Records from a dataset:
-*-

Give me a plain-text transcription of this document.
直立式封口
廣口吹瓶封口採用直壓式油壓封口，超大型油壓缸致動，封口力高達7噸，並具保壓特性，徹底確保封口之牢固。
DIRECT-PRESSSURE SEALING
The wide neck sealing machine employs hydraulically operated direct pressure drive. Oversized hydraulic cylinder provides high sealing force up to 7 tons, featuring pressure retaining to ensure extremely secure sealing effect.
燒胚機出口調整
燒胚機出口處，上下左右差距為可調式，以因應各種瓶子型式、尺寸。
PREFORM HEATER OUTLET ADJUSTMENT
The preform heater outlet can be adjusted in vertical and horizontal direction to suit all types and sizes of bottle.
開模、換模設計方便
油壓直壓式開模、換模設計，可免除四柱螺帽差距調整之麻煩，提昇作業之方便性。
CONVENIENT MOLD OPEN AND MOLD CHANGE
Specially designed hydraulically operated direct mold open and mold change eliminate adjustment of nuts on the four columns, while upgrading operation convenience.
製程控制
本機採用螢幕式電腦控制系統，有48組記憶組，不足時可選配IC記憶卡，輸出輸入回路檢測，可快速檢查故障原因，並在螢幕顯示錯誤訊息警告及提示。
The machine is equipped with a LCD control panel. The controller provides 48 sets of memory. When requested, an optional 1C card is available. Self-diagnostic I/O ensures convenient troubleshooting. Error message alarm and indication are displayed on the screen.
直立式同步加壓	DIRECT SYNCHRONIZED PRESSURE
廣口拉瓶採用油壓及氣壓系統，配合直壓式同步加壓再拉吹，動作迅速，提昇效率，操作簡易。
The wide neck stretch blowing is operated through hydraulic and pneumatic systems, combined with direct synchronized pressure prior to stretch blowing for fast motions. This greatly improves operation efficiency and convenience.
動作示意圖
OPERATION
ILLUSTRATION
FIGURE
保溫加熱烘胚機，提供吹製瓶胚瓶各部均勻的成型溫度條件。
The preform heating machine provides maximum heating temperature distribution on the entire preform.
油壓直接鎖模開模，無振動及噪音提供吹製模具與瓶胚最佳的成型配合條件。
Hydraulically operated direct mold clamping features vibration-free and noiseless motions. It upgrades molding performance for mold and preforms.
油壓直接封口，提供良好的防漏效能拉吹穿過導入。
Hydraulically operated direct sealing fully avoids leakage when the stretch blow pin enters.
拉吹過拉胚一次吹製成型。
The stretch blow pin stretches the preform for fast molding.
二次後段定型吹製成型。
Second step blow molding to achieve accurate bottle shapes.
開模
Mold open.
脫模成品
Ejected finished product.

-*-

## SHORT EXERCISE:
Repeat the entries above exactly, leaving nothing out.

## ANSWER TO THE EXERCISE:
Give me a plain-text transcription of this document.
直立式封口
廣口吹瓶封口採用直壓式油壓封口，超大型油壓缸致動，封口力高達7噸，並具保壓特性，徹底確保封口之牢固。
DIRECT-PRESSSURE SEALING
The wide neck sealing machine employs hydraulically operated direct pressure drive. Oversized hydraulic cylinder provides high sealing force up to 7 tons, featuring pressure retaining to ensure extremely secure sealing effect.
燒胚機出口調整
燒胚機出口處，上下左右差距為可調式，以因應各種瓶子型式、尺寸。
PREFORM HEATER OUTLET ADJUSTMENT
The preform heater outlet can be adjusted in vertical and horizontal direction to suit all types and sizes of bottle.
開模、換模設計方便
油壓直壓式開模、換模設計，可免除四柱螺帽差距調整之麻煩，提昇作業之方便性。
CONVENIENT MOLD OPEN AND MOLD CHANGE
Specially designed hydraulically operated direct mold open and mold change eliminate adjustment of nuts on the four columns, while upgrading operation convenience.
製程控制
本機採用螢幕式電腦控制系統，有48組記憶組，不足時可選配IC記憶卡，輸出輸入回路檢測，可快速檢查故障原因，並在螢幕顯示錯誤訊息警告及提示。
The machine is equipped with a LCD control panel. The controller provides 48 sets of memory. When requested, an optional 1C card is available. Self-diagnostic I/O ensures convenient troubleshooting. Error message alarm and indication are displayed on the screen.
直立式同步加壓	DIRECT SYNCHRONIZED PRESSURE
廣口拉瓶採用油壓及氣壓系統，配合直壓式同步加壓再拉吹，動作迅速，提昇效率，操作簡易。
The wide neck stretch blowing is operated through hydraulic and pneumatic systems, combined with direct synchronized pressure prior to stretch blowing for fast motions. This greatly improves operation efficiency and convenience.
動作示意圖
OPERATION
ILLUSTRATION
FIGURE
保溫加熱烘胚機，提供吹製瓶胚瓶各部均勻的成型溫度條件。
The preform heating machine provides maximum heating temperature distribution on the entire preform.
油壓直接鎖模開模，無振動及噪音提供吹製模具與瓶胚最佳的成型配合條件。
Hydraulically operated direct mold clamping features vibration-free and noiseless motions. It upgrades molding performance for mold and preforms.
油壓直接封口，提供良好的防漏效能拉吹穿過導入。
Hydraulically operated direct sealing fully avoids leakage when the stretch blow pin enters.
拉吹過拉胚一次吹製成型。
The stretch blow pin stretches the preform for fast molding.
二次後段定型吹製成型。
Second step blow molding to achieve accurate bottle shapes.
開模
Mold open.
脫模成品
Ejected finished product.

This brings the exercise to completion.